═════ Supplied records
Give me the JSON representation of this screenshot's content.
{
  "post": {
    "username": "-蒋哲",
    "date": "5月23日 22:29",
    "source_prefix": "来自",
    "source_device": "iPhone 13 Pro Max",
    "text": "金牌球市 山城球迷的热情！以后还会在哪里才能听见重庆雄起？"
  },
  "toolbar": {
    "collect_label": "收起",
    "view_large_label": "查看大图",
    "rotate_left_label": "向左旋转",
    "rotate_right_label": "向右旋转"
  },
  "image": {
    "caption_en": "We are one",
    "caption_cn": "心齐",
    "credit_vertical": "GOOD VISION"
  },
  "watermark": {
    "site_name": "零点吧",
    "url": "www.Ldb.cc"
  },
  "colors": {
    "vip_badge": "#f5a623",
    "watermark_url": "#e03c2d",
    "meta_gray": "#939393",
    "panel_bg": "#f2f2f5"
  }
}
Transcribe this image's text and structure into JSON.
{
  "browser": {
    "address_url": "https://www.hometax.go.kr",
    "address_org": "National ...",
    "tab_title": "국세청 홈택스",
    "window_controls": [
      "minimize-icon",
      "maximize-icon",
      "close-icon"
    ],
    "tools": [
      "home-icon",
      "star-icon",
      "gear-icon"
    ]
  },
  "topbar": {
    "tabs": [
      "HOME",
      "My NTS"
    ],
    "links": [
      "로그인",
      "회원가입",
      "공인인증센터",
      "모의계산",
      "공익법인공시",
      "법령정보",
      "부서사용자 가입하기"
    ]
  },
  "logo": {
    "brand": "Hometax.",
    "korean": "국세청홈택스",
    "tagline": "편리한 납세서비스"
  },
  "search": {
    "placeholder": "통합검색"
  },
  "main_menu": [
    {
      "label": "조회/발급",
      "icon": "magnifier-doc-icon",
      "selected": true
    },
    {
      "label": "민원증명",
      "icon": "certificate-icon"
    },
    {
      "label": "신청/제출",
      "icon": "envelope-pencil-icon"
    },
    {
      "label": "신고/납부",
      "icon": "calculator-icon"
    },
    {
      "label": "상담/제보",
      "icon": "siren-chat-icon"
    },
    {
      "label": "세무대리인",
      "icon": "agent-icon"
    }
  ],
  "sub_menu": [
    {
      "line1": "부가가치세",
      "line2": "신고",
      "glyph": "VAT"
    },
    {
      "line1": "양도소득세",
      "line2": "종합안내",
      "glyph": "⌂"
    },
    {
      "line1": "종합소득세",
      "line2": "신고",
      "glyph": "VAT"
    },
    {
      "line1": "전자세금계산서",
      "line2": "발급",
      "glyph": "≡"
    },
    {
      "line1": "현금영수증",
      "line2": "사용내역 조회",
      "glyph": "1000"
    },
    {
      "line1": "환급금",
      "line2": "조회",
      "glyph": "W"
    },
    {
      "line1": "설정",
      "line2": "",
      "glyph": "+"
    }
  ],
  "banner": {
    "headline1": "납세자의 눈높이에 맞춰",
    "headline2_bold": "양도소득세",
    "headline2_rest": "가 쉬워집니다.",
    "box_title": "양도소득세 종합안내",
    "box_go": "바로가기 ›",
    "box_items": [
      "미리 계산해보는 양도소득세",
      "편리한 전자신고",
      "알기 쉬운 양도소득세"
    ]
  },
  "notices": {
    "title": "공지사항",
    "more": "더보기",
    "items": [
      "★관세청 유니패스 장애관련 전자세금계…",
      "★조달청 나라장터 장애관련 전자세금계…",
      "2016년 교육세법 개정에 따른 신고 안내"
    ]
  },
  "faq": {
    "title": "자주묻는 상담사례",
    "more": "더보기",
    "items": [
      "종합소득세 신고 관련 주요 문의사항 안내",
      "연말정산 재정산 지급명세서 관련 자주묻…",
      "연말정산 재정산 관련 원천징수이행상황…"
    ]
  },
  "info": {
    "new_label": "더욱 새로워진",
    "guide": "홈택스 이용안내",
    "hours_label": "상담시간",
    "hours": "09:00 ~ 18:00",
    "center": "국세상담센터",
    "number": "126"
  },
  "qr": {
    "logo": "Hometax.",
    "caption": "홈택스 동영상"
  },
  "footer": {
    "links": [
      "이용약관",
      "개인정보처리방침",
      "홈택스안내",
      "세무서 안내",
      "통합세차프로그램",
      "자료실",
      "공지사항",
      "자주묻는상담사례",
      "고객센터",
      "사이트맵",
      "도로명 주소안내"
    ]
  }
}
══════════
◆ Short exercise:
Repeat every record exactly as written, please.

◆ Response to this exercise:
Give me the JSON representation of this screenshot's content.
{
  "post": {
    "username": "-蒋哲",
    "date": "5月23日 22:29",
    "source_prefix": "来自",
    "source_device": "iPhone 13 Pro Max",
    "text": "金牌球市 山城球迷的热情！以后还会在哪里才能听见重庆雄起？"
  },
  "toolbar": {
    "collect_label": "收起",
    "view_large_label": "查看大图",
    "rotate_left_label": "向左旋转",
    "rotate_right_label": "向右旋转"
  },
  "image": {
    "caption_en": "We are one",
    "caption_cn": "心齐",
    "credit_vertical": "GOOD VISION"
  },
  "watermark": {
    "site_name": "零点吧",
    "url": "www.Ldb.cc"
  },
  "colors": {
    "vip_badge": "#f5a623",
    "watermark_url": "#e03c2d",
    "meta_gray": "#939393",
    "panel_bg": "#f2f2f5"
  }
}
Transcribe this image's text and structure into JSON.
{
  "browser": {
    "address_url": "https://www.hometax.go.kr",
    "address_org": "National ...",
    "tab_title": "국세청 홈택스",
    "window_controls": [
      "minimize-icon",
      "maximize-icon",
      "close-icon"
    ],
    "tools": [
      "home-icon",
      "star-icon",
      "gear-icon"
    ]
  },
  "topbar": {
    "tabs": [
      "HOME",
      "My NTS"
    ],
    "links": [
      "로그인",
      "회원가입",
      "공인인증센터",
      "모의계산",
      "공익법인공시",
      "법령정보",
      "부서사용자 가입하기"
    ]
  },
  "logo": {
    "brand": "Hometax.",
    "korean": "국세청홈택스",
    "tagline": "편리한 납세서비스"
  },
  "search": {
    "placeholder": "통합검색"
  },
  "main_menu": [
    {
      "label": "조회/발급",
      "icon": "magnifier-doc-icon",
      "selected": true
    },
    {
      "label": "민원증명",
      "icon": "certificate-icon"
    },
    {
      "label": "신청/제출",
      "icon": "envelope-pencil-icon"
    },
    {
      "label": "신고/납부",
      "icon": "calculator-icon"
    },
    {
      "label": "상담/제보",
      "icon": "siren-chat-icon"
    },
    {
      "label": "세무대리인",
      "icon": "agent-icon"
    }
  ],
  "sub_menu": [
    {
      "line1": "부가가치세",
      "line2": "신고",
      "glyph": "VAT"
    },
    {
      "line1": "양도소득세",
      "line2": "종합안내",
      "glyph": "⌂"
    },
    {
      "line1": "종합소득세",
      "line2": "신고",
      "glyph": "VAT"
    },
    {
      "line1": "전자세금계산서",
      "line2": "발급",
      "glyph": "≡"
    },
    {
      "line1": "현금영수증",
      "line2": "사용내역 조회",
      "glyph": "1000"
    },
    {
      "line1": "환급금",
      "line2": "조회",
      "glyph": "W"
    },
    {
      "line1": "설정",
      "line2": "",
      "glyph": "+"
    }
  ],
  "banner": {
    "headline1": "납세자의 눈높이에 맞춰",
    "headline2_bold": "양도소득세",
    "headline2_rest": "가 쉬워집니다.",
    "box_title": "양도소득세 종합안내",
    "box_go": "바로가기 ›",
    "box_items": [
      "미리 계산해보는 양도소득세",
      "편리한 전자신고",
      "알기 쉬운 양도소득세"
    ]
  },
  "notices": {
    "title": "공지사항",
    "more": "더보기",
    "items": [
      "★관세청 유니패스 장애관련 전자세금계…",
      "★조달청 나라장터 장애관련 전자세금계…",
      "2016년 교육세법 개정에 따른 신고 안내"
    ]
  },
  "faq": {
    "title": "자주묻는 상담사례",
    "more": "더보기",
    "items": [
      "종합소득세 신고 관련 주요 문의사항 안내",
      "연말정산 재정산 지급명세서 관련 자주묻…",
      "연말정산 재정산 관련 원천징수이행상황…"
    ]
  },
  "info": {
    "new_label": "더욱 새로워진",
    "guide": "홈택스 이용안내",
    "hours_label": "상담시간",
    "hours": "09:00 ~ 18:00",
    "center": "국세상담센터",
    "number": "126"
  },
  "qr": {
    "logo": "Hometax.",
    "caption": "홈택스 동영상"
  },
  "footer": {
    "links": [
      "이용약관",
      "개인정보처리방침",
      "홈택스안내",
      "세무서 안내",
      "통합세차프로그램",
      "자료실",
      "공지사항",
      "자주묻는상담사례",
      "고객센터",
      "사이트맵",
      "도로명 주소안내"
    ]
  }
}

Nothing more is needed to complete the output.